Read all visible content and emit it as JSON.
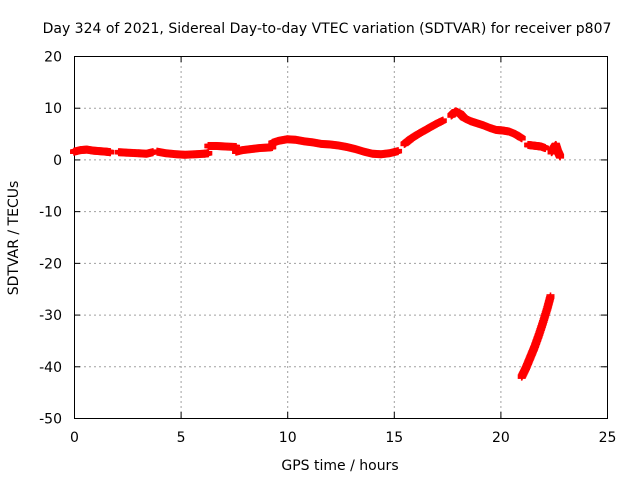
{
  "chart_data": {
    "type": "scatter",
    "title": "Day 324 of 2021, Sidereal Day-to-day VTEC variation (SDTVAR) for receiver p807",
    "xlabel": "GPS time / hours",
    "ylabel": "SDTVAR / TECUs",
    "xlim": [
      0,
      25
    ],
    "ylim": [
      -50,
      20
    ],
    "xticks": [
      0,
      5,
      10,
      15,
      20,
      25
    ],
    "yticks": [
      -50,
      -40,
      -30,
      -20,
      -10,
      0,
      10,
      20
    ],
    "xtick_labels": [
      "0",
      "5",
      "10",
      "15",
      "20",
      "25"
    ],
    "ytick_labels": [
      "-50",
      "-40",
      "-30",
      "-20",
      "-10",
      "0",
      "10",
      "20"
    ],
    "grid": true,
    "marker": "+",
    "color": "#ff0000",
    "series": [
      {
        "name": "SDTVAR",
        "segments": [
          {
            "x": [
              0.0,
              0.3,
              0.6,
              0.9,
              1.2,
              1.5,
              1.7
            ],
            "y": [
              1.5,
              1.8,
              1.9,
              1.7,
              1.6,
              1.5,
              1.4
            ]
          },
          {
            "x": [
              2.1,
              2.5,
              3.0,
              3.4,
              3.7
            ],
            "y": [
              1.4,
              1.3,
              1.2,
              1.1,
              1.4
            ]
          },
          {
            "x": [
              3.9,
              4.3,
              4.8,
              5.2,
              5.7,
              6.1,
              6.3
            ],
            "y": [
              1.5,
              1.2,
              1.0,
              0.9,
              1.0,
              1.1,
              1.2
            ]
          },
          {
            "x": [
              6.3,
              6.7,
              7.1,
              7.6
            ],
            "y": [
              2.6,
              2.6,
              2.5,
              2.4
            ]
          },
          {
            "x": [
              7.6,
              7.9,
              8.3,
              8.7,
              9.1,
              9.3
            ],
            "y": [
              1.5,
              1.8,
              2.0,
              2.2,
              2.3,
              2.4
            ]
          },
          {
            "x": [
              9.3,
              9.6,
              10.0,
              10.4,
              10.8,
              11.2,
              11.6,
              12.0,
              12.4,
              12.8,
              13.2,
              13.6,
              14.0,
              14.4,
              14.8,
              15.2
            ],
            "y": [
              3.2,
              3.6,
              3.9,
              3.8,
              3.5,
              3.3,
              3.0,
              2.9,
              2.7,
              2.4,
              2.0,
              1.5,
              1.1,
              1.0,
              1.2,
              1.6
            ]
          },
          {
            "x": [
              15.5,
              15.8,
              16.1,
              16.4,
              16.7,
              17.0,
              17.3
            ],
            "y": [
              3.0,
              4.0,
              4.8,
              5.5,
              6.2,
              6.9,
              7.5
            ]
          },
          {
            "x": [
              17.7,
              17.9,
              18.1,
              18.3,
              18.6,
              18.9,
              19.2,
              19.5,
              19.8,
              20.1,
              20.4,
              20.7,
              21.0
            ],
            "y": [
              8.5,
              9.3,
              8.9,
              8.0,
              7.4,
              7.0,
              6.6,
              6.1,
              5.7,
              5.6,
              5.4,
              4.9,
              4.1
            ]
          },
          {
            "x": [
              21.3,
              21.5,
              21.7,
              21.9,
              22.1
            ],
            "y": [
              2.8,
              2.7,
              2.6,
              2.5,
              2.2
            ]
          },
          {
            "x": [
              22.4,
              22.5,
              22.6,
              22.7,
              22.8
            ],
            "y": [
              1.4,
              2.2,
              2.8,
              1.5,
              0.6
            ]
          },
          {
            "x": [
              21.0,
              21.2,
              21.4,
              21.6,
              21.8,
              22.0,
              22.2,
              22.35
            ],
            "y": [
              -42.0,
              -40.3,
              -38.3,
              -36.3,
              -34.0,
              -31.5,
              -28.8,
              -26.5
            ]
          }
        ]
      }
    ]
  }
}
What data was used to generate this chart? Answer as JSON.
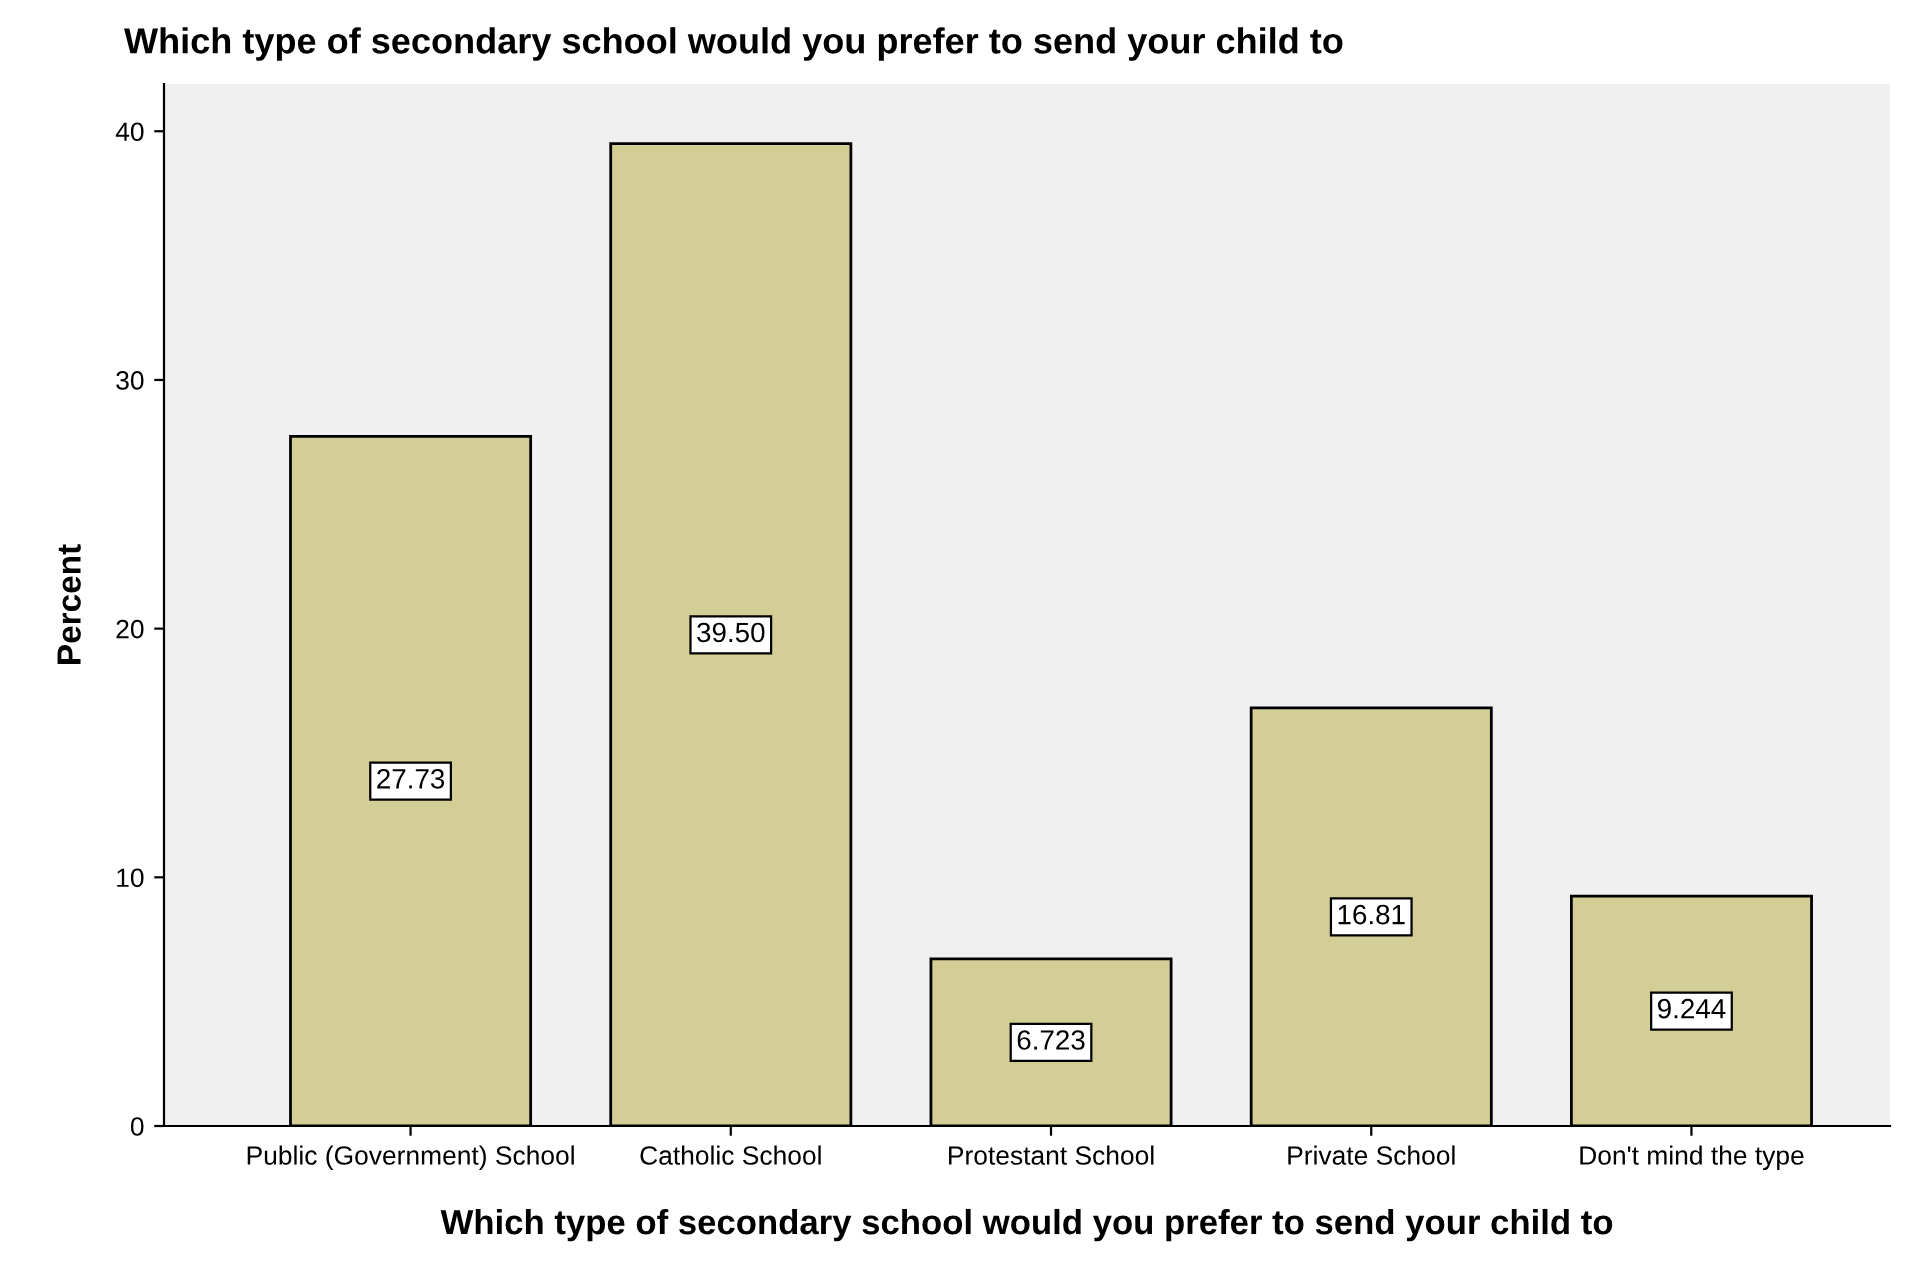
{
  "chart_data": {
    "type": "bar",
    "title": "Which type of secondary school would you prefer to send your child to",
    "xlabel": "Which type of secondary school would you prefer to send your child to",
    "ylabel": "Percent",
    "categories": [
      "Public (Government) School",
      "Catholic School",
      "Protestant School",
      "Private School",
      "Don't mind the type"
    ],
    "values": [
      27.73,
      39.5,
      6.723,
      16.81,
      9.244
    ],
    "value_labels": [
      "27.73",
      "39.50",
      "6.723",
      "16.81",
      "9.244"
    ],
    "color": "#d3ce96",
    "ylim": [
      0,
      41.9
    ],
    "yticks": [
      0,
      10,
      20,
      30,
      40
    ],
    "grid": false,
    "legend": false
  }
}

###

Within the entries above, work out how many lines contain the word "JSON". The number alone is the answer.

2